Raw records:
- - -

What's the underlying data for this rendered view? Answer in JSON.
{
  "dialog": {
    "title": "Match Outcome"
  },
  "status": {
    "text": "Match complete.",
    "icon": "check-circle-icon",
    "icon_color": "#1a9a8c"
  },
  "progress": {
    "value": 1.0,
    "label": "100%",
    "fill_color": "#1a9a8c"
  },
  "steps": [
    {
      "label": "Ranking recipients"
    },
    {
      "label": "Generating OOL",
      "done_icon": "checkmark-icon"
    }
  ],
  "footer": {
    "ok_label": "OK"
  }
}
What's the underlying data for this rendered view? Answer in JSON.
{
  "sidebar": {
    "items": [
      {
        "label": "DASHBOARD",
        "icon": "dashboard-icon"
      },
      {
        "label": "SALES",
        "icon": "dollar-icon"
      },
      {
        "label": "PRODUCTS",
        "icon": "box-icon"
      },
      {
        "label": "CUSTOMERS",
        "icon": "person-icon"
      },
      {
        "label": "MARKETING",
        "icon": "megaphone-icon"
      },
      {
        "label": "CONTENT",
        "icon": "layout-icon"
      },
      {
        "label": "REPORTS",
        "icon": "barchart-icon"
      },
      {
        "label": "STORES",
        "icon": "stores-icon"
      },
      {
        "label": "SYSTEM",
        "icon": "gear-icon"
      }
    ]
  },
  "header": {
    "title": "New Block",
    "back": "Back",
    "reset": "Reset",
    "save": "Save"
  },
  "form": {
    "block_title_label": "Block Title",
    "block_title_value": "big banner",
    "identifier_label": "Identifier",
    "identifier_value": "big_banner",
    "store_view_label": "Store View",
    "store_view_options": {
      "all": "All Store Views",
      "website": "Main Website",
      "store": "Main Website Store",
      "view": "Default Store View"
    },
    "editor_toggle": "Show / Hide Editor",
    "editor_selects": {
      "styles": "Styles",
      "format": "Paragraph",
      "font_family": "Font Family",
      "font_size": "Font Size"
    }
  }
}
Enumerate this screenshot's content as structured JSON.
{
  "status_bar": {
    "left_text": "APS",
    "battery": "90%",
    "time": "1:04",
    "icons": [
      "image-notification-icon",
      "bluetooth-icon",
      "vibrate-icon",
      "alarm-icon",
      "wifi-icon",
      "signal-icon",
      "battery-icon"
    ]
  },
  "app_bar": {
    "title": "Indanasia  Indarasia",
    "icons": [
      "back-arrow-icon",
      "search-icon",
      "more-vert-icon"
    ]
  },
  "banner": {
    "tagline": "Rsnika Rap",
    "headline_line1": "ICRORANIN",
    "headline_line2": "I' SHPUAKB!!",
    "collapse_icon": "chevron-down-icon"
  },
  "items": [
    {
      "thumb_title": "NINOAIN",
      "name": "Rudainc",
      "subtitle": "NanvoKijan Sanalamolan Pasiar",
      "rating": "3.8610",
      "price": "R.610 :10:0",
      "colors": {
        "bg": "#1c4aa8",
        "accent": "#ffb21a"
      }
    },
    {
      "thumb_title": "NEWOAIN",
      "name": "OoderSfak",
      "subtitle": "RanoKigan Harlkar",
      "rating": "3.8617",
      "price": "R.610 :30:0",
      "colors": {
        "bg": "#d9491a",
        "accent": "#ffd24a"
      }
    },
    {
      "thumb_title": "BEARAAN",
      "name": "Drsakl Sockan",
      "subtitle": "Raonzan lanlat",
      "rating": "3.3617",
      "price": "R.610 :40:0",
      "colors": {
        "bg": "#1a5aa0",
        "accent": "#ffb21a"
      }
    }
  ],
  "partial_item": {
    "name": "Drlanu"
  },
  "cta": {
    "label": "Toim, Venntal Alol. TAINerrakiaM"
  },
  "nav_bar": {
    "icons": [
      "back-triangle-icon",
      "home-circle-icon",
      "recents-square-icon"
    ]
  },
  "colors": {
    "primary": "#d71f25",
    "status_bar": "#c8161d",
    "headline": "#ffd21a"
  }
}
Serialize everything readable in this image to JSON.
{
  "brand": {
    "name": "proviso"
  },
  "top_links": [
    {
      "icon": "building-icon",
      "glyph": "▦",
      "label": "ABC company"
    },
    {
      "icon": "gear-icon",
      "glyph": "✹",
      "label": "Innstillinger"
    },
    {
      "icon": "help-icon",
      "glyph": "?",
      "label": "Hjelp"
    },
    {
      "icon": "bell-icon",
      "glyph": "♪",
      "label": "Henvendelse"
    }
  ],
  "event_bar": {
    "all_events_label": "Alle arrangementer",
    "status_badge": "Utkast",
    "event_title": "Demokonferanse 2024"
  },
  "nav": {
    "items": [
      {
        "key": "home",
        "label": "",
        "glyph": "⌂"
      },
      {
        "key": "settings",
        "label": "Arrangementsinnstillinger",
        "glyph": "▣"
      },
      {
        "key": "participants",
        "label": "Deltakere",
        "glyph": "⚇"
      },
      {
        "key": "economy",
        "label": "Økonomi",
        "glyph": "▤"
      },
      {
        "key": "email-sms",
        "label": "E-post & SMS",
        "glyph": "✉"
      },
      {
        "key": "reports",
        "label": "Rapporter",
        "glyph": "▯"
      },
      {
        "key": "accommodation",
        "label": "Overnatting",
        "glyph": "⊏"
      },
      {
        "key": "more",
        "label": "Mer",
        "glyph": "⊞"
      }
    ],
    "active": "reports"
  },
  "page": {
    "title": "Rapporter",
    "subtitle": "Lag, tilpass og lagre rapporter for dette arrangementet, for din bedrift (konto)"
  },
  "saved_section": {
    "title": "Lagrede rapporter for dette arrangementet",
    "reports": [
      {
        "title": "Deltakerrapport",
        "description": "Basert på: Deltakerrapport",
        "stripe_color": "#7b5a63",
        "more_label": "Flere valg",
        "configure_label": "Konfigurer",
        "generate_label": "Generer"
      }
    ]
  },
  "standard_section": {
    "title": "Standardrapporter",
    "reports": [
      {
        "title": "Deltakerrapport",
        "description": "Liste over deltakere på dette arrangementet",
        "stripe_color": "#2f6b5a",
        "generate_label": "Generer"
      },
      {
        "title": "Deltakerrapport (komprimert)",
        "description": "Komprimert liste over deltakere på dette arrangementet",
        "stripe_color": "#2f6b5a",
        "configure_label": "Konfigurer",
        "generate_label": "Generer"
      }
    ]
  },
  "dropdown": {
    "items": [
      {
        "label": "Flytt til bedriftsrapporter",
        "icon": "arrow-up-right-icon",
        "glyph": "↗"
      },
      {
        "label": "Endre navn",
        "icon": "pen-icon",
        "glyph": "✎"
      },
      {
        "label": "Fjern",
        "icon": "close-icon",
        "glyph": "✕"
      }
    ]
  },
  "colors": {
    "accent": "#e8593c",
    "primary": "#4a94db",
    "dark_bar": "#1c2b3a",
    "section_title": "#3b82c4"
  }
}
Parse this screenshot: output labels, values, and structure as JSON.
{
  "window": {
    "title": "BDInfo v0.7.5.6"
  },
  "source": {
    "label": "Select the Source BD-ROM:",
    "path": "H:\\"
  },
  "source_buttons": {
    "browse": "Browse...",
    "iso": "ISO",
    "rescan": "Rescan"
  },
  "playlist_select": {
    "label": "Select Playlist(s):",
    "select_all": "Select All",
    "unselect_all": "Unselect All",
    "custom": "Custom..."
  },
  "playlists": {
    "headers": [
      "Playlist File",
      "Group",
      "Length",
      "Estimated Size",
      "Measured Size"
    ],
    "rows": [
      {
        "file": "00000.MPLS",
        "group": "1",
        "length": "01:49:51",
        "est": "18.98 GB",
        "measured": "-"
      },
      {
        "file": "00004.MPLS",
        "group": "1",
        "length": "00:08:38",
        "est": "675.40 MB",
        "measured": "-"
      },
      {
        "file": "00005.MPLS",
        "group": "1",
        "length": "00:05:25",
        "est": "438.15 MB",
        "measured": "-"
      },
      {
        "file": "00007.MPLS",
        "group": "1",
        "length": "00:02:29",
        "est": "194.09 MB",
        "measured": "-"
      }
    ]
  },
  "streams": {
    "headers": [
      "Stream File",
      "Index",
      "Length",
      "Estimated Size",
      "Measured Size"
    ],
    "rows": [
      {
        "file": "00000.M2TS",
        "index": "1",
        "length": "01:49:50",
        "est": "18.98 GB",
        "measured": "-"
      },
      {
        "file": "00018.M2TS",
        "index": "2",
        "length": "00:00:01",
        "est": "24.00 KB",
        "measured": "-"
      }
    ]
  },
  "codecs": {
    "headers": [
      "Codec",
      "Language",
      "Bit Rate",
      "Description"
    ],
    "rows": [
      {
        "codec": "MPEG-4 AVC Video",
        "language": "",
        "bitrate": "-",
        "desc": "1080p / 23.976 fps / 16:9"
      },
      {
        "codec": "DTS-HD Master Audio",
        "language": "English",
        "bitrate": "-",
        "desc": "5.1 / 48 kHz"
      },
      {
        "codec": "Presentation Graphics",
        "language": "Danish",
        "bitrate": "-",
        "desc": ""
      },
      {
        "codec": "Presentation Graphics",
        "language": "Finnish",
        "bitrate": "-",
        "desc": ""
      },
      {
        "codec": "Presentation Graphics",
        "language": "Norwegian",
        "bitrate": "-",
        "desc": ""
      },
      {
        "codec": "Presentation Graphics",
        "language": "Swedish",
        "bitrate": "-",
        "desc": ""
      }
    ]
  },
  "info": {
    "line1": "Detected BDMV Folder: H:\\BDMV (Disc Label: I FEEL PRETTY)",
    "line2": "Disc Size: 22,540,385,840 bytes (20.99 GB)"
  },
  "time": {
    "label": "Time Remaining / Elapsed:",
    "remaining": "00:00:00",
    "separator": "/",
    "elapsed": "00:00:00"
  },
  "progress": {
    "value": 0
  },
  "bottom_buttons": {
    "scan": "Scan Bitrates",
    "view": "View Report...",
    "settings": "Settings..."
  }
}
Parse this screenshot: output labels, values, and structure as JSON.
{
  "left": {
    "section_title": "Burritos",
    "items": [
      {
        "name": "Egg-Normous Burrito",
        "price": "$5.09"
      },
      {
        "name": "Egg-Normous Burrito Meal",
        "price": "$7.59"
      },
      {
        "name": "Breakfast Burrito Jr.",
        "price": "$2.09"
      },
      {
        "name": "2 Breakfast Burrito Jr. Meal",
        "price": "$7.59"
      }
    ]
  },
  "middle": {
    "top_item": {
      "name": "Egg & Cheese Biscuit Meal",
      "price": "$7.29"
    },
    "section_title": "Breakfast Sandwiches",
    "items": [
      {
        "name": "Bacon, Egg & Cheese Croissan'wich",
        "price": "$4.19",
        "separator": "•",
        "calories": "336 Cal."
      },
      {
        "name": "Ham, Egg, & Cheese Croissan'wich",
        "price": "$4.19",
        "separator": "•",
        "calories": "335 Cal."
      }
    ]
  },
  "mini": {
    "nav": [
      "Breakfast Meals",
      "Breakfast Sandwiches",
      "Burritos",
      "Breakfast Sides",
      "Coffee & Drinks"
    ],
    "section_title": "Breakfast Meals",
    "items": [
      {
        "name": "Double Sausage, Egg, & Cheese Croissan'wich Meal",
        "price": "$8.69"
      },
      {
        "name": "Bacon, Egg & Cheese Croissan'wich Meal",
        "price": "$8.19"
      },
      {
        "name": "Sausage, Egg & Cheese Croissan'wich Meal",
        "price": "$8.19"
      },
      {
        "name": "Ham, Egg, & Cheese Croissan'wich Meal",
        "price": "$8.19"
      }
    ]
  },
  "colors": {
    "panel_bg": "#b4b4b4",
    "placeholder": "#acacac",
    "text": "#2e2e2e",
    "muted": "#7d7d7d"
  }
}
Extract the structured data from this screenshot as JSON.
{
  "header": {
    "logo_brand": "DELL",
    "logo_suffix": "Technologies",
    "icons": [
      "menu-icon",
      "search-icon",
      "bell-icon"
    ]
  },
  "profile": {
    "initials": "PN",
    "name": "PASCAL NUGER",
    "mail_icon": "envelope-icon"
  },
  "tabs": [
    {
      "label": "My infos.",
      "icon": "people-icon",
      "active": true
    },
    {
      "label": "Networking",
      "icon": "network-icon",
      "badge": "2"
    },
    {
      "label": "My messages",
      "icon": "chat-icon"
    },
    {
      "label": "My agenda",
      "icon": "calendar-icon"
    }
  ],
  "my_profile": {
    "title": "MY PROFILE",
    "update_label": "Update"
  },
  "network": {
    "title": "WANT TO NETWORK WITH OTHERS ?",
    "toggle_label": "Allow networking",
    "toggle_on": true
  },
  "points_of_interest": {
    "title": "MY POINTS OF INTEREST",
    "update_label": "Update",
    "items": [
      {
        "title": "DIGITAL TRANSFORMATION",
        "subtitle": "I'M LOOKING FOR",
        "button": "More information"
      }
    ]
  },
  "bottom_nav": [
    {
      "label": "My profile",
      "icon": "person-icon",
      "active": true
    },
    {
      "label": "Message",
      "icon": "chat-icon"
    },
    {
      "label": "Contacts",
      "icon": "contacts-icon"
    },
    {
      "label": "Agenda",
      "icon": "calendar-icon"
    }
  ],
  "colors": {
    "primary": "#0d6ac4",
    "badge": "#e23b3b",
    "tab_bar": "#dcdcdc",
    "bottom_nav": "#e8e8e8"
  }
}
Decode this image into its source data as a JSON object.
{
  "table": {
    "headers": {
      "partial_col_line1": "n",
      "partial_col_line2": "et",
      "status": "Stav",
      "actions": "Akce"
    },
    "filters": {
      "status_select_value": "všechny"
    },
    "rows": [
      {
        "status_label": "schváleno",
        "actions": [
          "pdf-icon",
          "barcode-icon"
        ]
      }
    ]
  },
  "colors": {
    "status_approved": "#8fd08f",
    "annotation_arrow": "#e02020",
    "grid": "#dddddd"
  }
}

- - -

What this task involves:
Identify and copy the lines holding the word "Meals".

Result for this task:
      "Breakfast Meals",
    "section_title": "Breakfast Meals",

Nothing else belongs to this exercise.